> _EXERCISE_
Look through the lines below and extract any with the word "JSON".

> _RECORD EXTRACTS_

════════

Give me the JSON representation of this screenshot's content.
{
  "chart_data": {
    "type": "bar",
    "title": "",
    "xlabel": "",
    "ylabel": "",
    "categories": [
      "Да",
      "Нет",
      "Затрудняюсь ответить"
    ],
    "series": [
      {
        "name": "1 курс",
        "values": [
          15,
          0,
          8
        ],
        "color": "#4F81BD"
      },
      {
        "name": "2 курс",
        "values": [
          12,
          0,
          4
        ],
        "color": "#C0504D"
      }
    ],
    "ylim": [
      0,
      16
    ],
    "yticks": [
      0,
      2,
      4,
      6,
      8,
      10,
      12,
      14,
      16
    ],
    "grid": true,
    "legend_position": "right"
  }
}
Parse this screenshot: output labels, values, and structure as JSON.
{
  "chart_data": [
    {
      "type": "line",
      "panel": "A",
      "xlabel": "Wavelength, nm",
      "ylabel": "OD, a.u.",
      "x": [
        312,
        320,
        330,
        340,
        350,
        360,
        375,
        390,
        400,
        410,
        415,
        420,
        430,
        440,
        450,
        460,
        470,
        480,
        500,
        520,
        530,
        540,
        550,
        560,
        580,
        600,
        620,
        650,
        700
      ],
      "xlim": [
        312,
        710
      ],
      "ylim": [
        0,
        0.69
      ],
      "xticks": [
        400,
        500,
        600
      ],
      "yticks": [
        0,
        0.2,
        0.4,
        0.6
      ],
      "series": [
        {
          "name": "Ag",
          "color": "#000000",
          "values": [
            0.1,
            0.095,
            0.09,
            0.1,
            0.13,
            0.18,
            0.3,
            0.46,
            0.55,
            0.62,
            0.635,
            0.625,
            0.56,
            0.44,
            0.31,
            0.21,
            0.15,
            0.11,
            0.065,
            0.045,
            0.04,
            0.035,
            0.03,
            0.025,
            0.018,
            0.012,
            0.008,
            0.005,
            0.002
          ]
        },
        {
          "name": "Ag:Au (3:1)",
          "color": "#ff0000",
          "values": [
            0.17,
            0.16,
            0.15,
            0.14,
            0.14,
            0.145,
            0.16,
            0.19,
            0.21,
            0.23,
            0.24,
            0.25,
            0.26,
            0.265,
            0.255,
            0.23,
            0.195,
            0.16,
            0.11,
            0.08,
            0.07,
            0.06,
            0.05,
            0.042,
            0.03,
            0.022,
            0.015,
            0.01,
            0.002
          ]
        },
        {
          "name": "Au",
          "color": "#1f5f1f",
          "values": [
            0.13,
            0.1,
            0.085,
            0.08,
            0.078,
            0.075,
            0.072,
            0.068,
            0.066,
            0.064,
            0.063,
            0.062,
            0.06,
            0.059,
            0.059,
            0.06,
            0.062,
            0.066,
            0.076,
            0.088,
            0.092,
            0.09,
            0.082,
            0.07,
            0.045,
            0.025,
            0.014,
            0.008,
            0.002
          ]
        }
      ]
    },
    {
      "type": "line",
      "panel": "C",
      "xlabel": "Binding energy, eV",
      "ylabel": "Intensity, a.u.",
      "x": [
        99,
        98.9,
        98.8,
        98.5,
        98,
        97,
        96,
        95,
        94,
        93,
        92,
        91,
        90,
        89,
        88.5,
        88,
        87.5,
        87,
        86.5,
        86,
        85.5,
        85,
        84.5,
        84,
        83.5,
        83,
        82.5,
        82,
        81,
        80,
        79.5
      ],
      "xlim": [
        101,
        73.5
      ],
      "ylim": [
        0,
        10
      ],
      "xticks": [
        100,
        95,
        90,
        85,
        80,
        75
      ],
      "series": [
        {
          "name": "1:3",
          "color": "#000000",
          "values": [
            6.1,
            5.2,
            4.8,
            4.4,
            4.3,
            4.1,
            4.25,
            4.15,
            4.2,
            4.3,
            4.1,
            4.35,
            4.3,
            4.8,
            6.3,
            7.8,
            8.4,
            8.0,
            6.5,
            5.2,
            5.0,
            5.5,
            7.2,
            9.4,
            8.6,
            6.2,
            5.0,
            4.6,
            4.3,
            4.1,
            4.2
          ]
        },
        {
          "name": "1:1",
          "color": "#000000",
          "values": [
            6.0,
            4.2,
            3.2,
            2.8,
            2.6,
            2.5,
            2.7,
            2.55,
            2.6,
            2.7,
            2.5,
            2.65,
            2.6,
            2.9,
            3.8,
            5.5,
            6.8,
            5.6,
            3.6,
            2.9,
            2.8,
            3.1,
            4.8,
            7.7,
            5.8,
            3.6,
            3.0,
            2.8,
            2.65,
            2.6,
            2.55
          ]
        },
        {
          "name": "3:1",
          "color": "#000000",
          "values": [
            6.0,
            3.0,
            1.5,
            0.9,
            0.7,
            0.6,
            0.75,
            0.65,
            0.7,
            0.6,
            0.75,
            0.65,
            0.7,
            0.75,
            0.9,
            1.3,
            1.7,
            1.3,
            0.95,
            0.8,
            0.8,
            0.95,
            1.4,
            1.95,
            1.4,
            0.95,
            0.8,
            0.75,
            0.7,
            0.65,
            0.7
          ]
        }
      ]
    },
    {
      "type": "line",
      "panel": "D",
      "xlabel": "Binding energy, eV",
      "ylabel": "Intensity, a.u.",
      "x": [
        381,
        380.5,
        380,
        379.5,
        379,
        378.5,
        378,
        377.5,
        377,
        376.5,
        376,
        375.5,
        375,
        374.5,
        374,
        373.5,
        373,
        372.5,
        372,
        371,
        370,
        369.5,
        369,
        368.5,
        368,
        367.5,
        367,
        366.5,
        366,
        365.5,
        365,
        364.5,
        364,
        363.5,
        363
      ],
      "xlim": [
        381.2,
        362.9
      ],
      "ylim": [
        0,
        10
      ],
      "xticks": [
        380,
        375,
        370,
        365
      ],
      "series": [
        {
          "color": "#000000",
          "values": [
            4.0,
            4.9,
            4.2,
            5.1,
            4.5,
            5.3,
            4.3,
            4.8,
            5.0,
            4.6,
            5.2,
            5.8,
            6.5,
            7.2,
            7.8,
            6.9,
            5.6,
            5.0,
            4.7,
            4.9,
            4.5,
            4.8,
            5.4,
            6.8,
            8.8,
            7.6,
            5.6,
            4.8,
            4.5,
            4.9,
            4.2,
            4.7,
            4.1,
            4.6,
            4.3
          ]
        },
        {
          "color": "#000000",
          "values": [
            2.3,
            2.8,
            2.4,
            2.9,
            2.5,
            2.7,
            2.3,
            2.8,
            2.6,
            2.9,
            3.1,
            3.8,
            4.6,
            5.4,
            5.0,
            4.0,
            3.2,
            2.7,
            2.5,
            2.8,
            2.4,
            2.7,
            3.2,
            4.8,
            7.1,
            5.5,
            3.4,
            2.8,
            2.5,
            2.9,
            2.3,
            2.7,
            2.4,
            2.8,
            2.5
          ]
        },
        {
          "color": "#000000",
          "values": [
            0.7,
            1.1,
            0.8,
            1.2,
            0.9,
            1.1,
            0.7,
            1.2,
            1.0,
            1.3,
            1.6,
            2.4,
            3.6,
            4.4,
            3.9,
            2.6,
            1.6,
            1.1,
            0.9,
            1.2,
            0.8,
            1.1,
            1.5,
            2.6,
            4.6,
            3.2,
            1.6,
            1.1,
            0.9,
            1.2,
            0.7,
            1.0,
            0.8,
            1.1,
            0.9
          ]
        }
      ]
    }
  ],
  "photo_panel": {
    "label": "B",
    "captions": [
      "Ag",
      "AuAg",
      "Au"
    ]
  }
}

════════

> _SOLUTION FOR THIS PROBLEM_
Give me the JSON representation of this screenshot's content.
Parse this screenshot: output labels, values, and structure as JSON.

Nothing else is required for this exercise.